→ **Aim of the task**
Using the data below, gather each line that includes the word "Mike".

→ **Stored rows**
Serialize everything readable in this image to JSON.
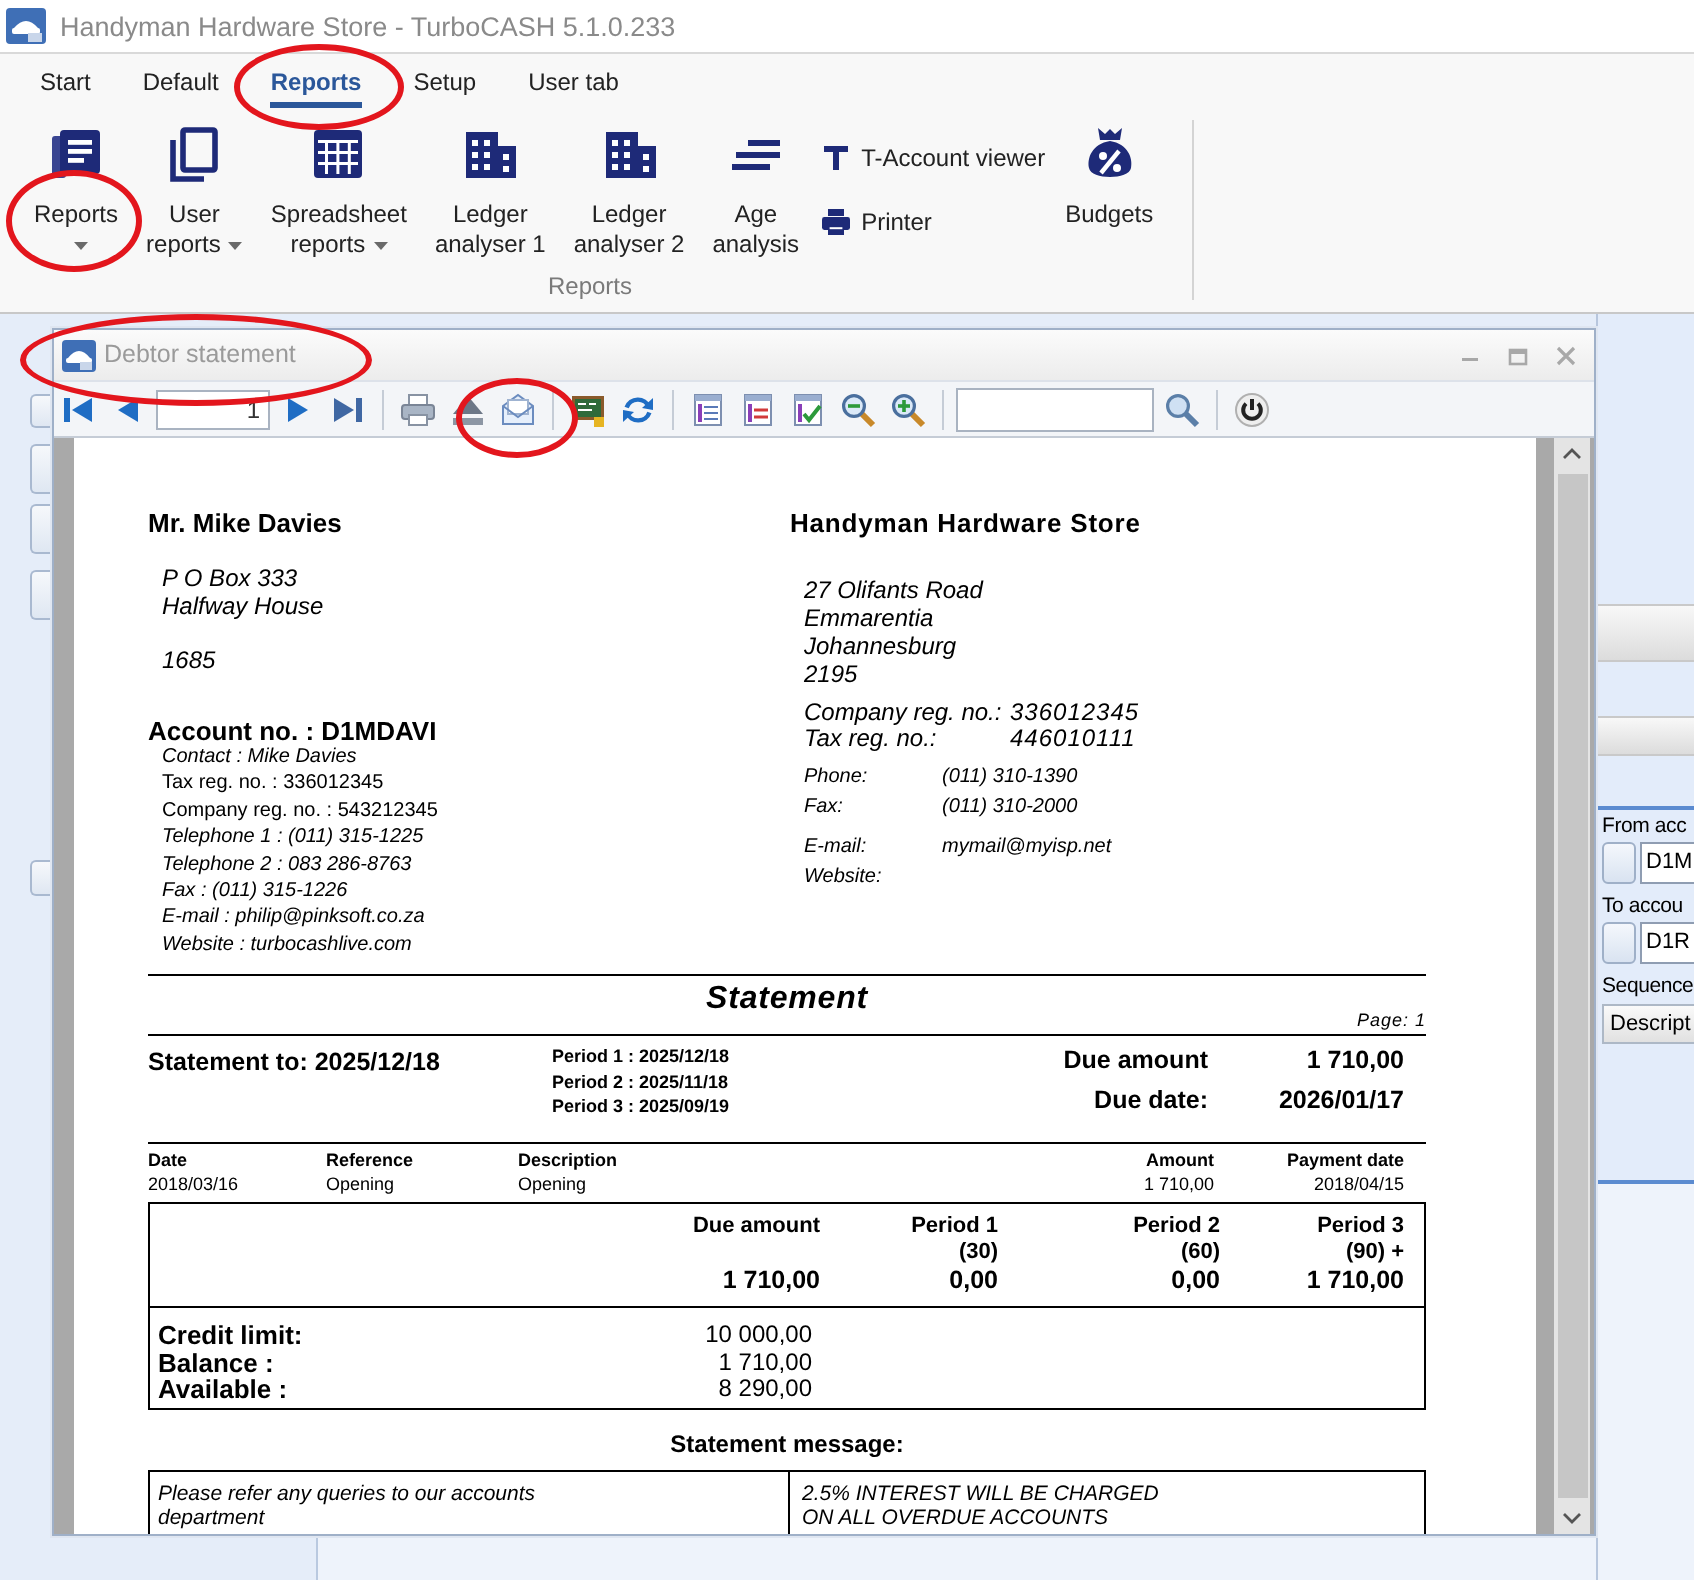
{
  "app_window": {
    "title": "Handyman Hardware Store - TurboCASH 5.1.0.233"
  },
  "ribbon": {
    "tabs": [
      {
        "label": "Start",
        "selected": false,
        "circled": false
      },
      {
        "label": "Default",
        "selected": false,
        "circled": false
      },
      {
        "label": "Reports",
        "selected": true,
        "circled": true
      },
      {
        "label": "Setup",
        "selected": false,
        "circled": false
      },
      {
        "label": "User tab",
        "selected": false,
        "circled": false
      }
    ],
    "group": {
      "label": "Reports",
      "buttons": [
        {
          "kind": "reports",
          "label": "Reports",
          "dropdown": true,
          "circled": true
        },
        {
          "kind": "custom",
          "label": "User reports",
          "dropdown": true,
          "circled": false
        },
        {
          "kind": "spreadsheet",
          "label": "Spreadsheet reports",
          "dropdown": true,
          "circled": false
        },
        {
          "kind": "ledger",
          "label": "Ledger analyser 1",
          "dropdown": false,
          "circled": false
        },
        {
          "kind": "ledger",
          "label": "Ledger analyser 2",
          "dropdown": false,
          "circled": false
        },
        {
          "kind": "ageing",
          "label": "Age analysis",
          "dropdown": false,
          "circled": false
        },
        {
          "kind": "stack",
          "circled": false,
          "items": [
            {
              "kind": "taccount",
              "label": "T-Account viewer"
            },
            {
              "kind": "printer",
              "label": "Printer"
            }
          ]
        },
        {
          "kind": "budgets",
          "label": "Budgets",
          "dropdown": false,
          "circled": false
        }
      ]
    }
  },
  "statement_window": {
    "title": "Debtor statement",
    "circled": true,
    "toolbar": {
      "groups": [
        {
          "items": [
            {
              "kind": "first",
              "circled": false
            },
            {
              "kind": "previous",
              "circled": false
            },
            {
              "kind": "page",
              "value": "1",
              "circled": false
            },
            {
              "kind": "next",
              "circled": false
            },
            {
              "kind": "last",
              "circled": false
            }
          ]
        },
        {
          "items": [
            {
              "kind": "print",
              "circled": false
            },
            {
              "kind": "eject",
              "circled": false
            },
            {
              "kind": "email",
              "circled": true
            }
          ]
        },
        {
          "items": [
            {
              "kind": "sheet",
              "circled": false
            },
            {
              "kind": "refresh",
              "circled": false
            }
          ]
        },
        {
          "items": [
            {
              "kind": "layout",
              "circled": false
            },
            {
              "kind": "layoutlines",
              "circled": false
            },
            {
              "kind": "layoutcheck",
              "circled": false
            },
            {
              "kind": "zoomout",
              "circled": false
            },
            {
              "kind": "zoomin",
              "circled": false
            }
          ]
        },
        {
          "items": [
            {
              "kind": "searchbox",
              "circled": false
            },
            {
              "kind": "search",
              "circled": false
            }
          ]
        },
        {
          "items": [
            {
              "kind": "power",
              "circled": false
            }
          ]
        }
      ]
    },
    "page": {
      "customer": {
        "name": "Mr. Mike Davies",
        "address": [
          "P O Box 333",
          "Halfway House"
        ],
        "postal_code": "1685",
        "account": "Account no. : D1MDAVI",
        "details": [
          {
            "kind": "contact",
            "text": "Contact : Mike Davies"
          },
          {
            "kind": "registration",
            "text": "Tax reg. no. : 336012345"
          },
          {
            "kind": "registration",
            "text": "Company reg. no. : 543212345"
          },
          {
            "kind": "phone",
            "text": "Telephone 1 : (011) 315-1225"
          },
          {
            "kind": "phone",
            "text": "Telephone 2 : 083 286-8763"
          },
          {
            "kind": "fax",
            "text": "Fax : (011) 315-1226"
          },
          {
            "kind": "email",
            "text": "E-mail : philip@pinksoft.co.za"
          },
          {
            "kind": "website",
            "text": "Website : turbocashlive.com"
          }
        ]
      },
      "company": {
        "name": "Handyman Hardware Store",
        "address": [
          "27 Olifants Road",
          "Emmarentia",
          "Johannesburg",
          "2195"
        ],
        "registrations": [
          {
            "label": "Company reg. no.:",
            "value": "336012345"
          },
          {
            "label": "Tax reg. no.:",
            "value": "446010111"
          }
        ],
        "contact_groups": [
          {
            "rows": [
              {
                "label": "Phone:",
                "value": "(011) 310-1390"
              },
              {
                "label": "Fax:",
                "value": "(011) 310-2000"
              }
            ]
          },
          {
            "rows": [
              {
                "label": "E-mail:",
                "value": "mymail@myisp.net"
              },
              {
                "label": "Website:"
              }
            ]
          }
        ]
      },
      "heading": "Statement",
      "page_number": "Page: 1",
      "statement_to": "Statement to: 2025/12/18",
      "periods": [
        "Period 1 : 2025/12/18",
        "Period 2 : 2025/11/18",
        "Period 3 : 2025/09/19"
      ],
      "due": [
        {
          "label": "Due amount",
          "value": "1 710,00"
        },
        {
          "label": "Due date:",
          "value": "2026/01/17"
        }
      ],
      "transactions": {
        "columns": [
          "Date",
          "Reference",
          "Description",
          "Amount",
          "Payment date"
        ],
        "rows": [
          [
            "2018/03/16",
            "Opening",
            "Opening",
            "1 710,00",
            "2018/04/15"
          ]
        ]
      },
      "ageing": {
        "columns": [
          {
            "label": "Due amount",
            "value": "1 710,00"
          },
          {
            "label": "Period 1",
            "sub": "(30)",
            "value": "0,00"
          },
          {
            "label": "Period 2",
            "sub": "(60)",
            "value": "0,00"
          },
          {
            "label": "Period 3",
            "sub": "(90) +",
            "value": "1 710,00"
          }
        ]
      },
      "credit": [
        {
          "label": "Credit limit:",
          "value": "10 000,00"
        },
        {
          "label": "Balance :",
          "value": "1 710,00"
        },
        {
          "label": "Available :",
          "value": "8 290,00"
        }
      ],
      "message_title": "Statement message:",
      "messages": [
        {
          "lines": [
            "Please refer any queries to our accounts",
            "department"
          ]
        },
        {
          "lines": [
            "2.5% INTEREST WILL BE CHARGED",
            "ON ALL OVERDUE ACCOUNTS"
          ]
        }
      ]
    }
  },
  "background_form": {
    "fields": [
      {
        "label": "From acc",
        "value": "D1M"
      },
      {
        "label": "To accou",
        "value": "D1R"
      }
    ],
    "sequence": {
      "label": "Sequence",
      "value": "Descript"
    }
  }
}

→ **Answer to this problem**
        "name": "Mr. Mike Davies",
            "text": "Contact : Mike Davies"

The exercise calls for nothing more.